Can you reproduce each line of the items below character for character, leaving nothing out and changing nothing?

§ **RECORDED INFORMATION**:
• • • • • • •

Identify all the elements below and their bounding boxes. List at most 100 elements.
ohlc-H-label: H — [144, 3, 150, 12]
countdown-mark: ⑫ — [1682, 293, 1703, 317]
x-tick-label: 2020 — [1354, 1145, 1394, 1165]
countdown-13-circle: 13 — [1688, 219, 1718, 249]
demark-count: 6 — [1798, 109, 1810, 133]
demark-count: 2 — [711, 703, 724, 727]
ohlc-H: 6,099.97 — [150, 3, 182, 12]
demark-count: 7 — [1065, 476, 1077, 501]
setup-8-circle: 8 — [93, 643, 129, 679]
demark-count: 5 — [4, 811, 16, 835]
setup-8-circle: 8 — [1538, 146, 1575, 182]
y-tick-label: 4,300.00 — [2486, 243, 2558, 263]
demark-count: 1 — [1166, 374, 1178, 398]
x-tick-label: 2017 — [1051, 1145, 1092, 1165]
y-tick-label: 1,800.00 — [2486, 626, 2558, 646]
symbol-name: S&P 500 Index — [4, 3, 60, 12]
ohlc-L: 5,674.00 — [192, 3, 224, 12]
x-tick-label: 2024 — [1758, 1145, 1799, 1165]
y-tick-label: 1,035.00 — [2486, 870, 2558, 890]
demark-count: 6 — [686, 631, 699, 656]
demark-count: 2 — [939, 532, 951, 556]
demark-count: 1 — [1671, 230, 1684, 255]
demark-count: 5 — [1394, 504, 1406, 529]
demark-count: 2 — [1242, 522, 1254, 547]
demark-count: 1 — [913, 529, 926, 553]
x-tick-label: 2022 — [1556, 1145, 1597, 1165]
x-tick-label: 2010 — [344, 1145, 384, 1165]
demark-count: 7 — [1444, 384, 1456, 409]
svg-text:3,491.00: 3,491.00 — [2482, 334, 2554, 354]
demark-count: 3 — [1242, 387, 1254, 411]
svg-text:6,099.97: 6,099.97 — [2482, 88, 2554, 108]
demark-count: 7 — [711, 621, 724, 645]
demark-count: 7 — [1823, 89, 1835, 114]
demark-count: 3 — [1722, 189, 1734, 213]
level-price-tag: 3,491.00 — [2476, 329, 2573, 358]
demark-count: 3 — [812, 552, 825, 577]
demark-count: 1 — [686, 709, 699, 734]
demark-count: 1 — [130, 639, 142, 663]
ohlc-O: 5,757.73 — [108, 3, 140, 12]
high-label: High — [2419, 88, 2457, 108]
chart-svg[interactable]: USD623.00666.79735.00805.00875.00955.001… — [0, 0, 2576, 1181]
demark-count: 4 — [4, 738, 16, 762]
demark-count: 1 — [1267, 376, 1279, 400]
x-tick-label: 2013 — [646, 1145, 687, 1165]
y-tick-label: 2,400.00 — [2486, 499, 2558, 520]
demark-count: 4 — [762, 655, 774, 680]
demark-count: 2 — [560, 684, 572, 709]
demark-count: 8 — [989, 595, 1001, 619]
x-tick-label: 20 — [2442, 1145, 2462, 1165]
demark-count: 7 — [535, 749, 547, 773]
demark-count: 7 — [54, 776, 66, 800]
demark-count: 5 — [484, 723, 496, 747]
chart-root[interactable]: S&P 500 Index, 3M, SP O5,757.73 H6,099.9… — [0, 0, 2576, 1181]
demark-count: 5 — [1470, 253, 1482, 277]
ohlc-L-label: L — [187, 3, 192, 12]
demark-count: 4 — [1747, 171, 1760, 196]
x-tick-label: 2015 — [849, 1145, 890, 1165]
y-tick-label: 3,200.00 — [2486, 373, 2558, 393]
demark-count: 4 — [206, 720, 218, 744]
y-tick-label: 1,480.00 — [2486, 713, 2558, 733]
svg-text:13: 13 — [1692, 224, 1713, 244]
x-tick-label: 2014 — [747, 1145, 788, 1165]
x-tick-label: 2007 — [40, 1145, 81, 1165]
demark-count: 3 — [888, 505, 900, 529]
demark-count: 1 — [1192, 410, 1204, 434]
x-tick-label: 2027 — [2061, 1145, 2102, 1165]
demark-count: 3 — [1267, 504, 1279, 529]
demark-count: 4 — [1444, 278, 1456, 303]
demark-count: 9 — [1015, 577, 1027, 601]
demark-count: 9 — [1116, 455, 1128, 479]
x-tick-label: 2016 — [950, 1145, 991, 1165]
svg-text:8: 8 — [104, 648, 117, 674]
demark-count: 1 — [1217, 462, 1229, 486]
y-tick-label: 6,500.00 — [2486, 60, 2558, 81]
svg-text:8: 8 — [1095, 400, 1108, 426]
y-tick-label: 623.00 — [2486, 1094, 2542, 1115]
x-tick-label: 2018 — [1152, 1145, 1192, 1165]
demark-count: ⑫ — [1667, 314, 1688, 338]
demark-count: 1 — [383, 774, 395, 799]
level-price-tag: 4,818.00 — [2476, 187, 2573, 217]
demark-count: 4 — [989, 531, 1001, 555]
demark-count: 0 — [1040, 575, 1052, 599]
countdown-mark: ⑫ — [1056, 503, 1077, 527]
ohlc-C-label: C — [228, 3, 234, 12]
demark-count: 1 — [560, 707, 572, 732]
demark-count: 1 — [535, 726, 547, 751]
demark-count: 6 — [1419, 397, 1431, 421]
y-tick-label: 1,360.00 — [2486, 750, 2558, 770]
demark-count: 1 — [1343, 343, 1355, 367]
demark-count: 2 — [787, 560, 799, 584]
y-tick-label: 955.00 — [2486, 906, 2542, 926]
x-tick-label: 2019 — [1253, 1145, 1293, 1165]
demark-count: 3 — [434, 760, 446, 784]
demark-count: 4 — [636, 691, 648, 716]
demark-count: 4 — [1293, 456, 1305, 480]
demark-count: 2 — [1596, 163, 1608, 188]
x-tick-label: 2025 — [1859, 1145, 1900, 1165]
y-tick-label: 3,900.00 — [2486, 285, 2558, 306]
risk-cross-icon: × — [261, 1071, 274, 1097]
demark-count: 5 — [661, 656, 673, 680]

• • • • • • •

§ **OUTPUT FOR THIS EXERCISE**:
Identify all the elements below and their bounding boxes. List at most 100 elements.
ohlc-H-label: H — [144, 3, 150, 12]
countdown-mark: ⑫ — [1682, 293, 1703, 317]
x-tick-label: 2020 — [1354, 1145, 1394, 1165]
countdown-13-circle: 13 — [1688, 219, 1718, 249]
demark-count: 6 — [1798, 109, 1810, 133]
demark-count: 2 — [711, 703, 724, 727]
ohlc-H: 6,099.97 — [150, 3, 182, 12]
demark-count: 7 — [1065, 476, 1077, 501]
setup-8-circle: 8 — [93, 643, 129, 679]
demark-count: 5 — [4, 811, 16, 835]
setup-8-circle: 8 — [1538, 146, 1575, 182]
y-tick-label: 4,300.00 — [2486, 243, 2558, 263]
demark-count: 1 — [1166, 374, 1178, 398]
x-tick-label: 2017 — [1051, 1145, 1092, 1165]
y-tick-label: 1,800.00 — [2486, 626, 2558, 646]
symbol-name: S&P 500 Index — [4, 3, 60, 12]
ohlc-L: 5,674.00 — [192, 3, 224, 12]
x-tick-label: 2024 — [1758, 1145, 1799, 1165]
y-tick-label: 1,035.00 — [2486, 870, 2558, 890]
demark-count: 6 — [686, 631, 699, 656]
demark-count: 2 — [939, 532, 951, 556]
demark-count: 1 — [1671, 230, 1684, 255]
demark-count: 5 — [1394, 504, 1406, 529]
demark-count: 2 — [1242, 522, 1254, 547]
demark-count: 1 — [913, 529, 926, 553]
x-tick-label: 2022 — [1556, 1145, 1597, 1165]
x-tick-label: 2010 — [344, 1145, 384, 1165]
demark-count: 7 — [1444, 384, 1456, 409]
svg-text:3,491.00: 3,491.00 — [2482, 334, 2554, 354]
demark-count: 3 — [1242, 387, 1254, 411]
svg-text:6,099.97: 6,099.97 — [2482, 88, 2554, 108]
demark-count: 7 — [711, 621, 724, 645]
demark-count: 7 — [1823, 89, 1835, 114]
demark-count: 3 — [1722, 189, 1734, 213]
level-price-tag: 3,491.00 — [2476, 329, 2573, 358]
demark-count: 3 — [812, 552, 825, 577]
demark-count: 1 — [686, 709, 699, 734]
demark-count: 1 — [130, 639, 142, 663]
ohlc-O: 5,757.73 — [108, 3, 140, 12]
high-label: High — [2419, 88, 2457, 108]
chart-svg[interactable]: USD623.00666.79735.00805.00875.00955.001… — [0, 0, 2576, 1181]
demark-count: 4 — [4, 738, 16, 762]
demark-count: 1 — [1267, 376, 1279, 400]
x-tick-label: 2013 — [646, 1145, 687, 1165]
y-tick-label: 2,400.00 — [2486, 499, 2558, 520]
demark-count: 4 — [762, 655, 774, 680]
demark-count: 2 — [560, 684, 572, 709]
demark-count: 8 — [989, 595, 1001, 619]
x-tick-label: 20 — [2442, 1145, 2462, 1165]
demark-count: 7 — [535, 749, 547, 773]
demark-count: 7 — [54, 776, 66, 800]
demark-count: 5 — [484, 723, 496, 747]
chart-root[interactable]: S&P 500 Index, 3M, SP O5,757.73 H6,099.9… — [0, 0, 2576, 1181]
demark-count: 5 — [1470, 253, 1482, 277]
ohlc-L-label: L — [187, 3, 192, 12]
demark-count: 4 — [1747, 171, 1760, 196]
x-tick-label: 2015 — [849, 1145, 890, 1165]
y-tick-label: 3,200.00 — [2486, 373, 2558, 393]
demark-count: 4 — [206, 720, 218, 744]
y-tick-label: 1,480.00 — [2486, 713, 2558, 733]
svg-text:13: 13 — [1692, 224, 1713, 244]
x-tick-label: 2014 — [747, 1145, 788, 1165]
x-tick-label: 2007 — [40, 1145, 81, 1165]
demark-count: 3 — [888, 505, 900, 529]
demark-count: 1 — [1192, 410, 1204, 434]
x-tick-label: 2027 — [2061, 1145, 2102, 1165]
demark-count: 3 — [1267, 504, 1279, 529]
demark-count: 4 — [1444, 278, 1456, 303]
demark-count: 9 — [1015, 577, 1027, 601]
demark-count: 9 — [1116, 455, 1128, 479]
x-tick-label: 2016 — [950, 1145, 991, 1165]
svg-text:8: 8 — [104, 648, 117, 674]
demark-count: 1 — [1217, 462, 1229, 486]
y-tick-label: 6,500.00 — [2486, 60, 2558, 81]
svg-text:8: 8 — [1095, 400, 1108, 426]
y-tick-label: 623.00 — [2486, 1094, 2542, 1115]
x-tick-label: 2018 — [1152, 1145, 1192, 1165]
demark-count: ⑫ — [1667, 314, 1688, 338]
demark-count: 1 — [383, 774, 395, 799]
level-price-tag: 4,818.00 — [2476, 187, 2573, 217]
demark-count: 4 — [989, 531, 1001, 555]
demark-count: 0 — [1040, 575, 1052, 599]
countdown-mark: ⑫ — [1056, 503, 1077, 527]
ohlc-C-label: C — [228, 3, 234, 12]
demark-count: 1 — [560, 707, 572, 732]
demark-count: 1 — [535, 726, 547, 751]
demark-count: 6 — [1419, 397, 1431, 421]
y-tick-label: 1,360.00 — [2486, 750, 2558, 770]
demark-count: 1 — [1343, 343, 1355, 367]
demark-count: 2 — [787, 560, 799, 584]
y-tick-label: 955.00 — [2486, 906, 2542, 926]
x-tick-label: 2019 — [1253, 1145, 1293, 1165]
demark-count: 3 — [434, 760, 446, 784]
demark-count: 4 — [636, 691, 648, 716]
demark-count: 4 — [1293, 456, 1305, 480]
demark-count: 2 — [1596, 163, 1608, 188]
x-tick-label: 2025 — [1859, 1145, 1900, 1165]
y-tick-label: 3,900.00 — [2486, 285, 2558, 306]
risk-cross-icon: × — [261, 1071, 274, 1097]
demark-count: 5 — [661, 656, 673, 680]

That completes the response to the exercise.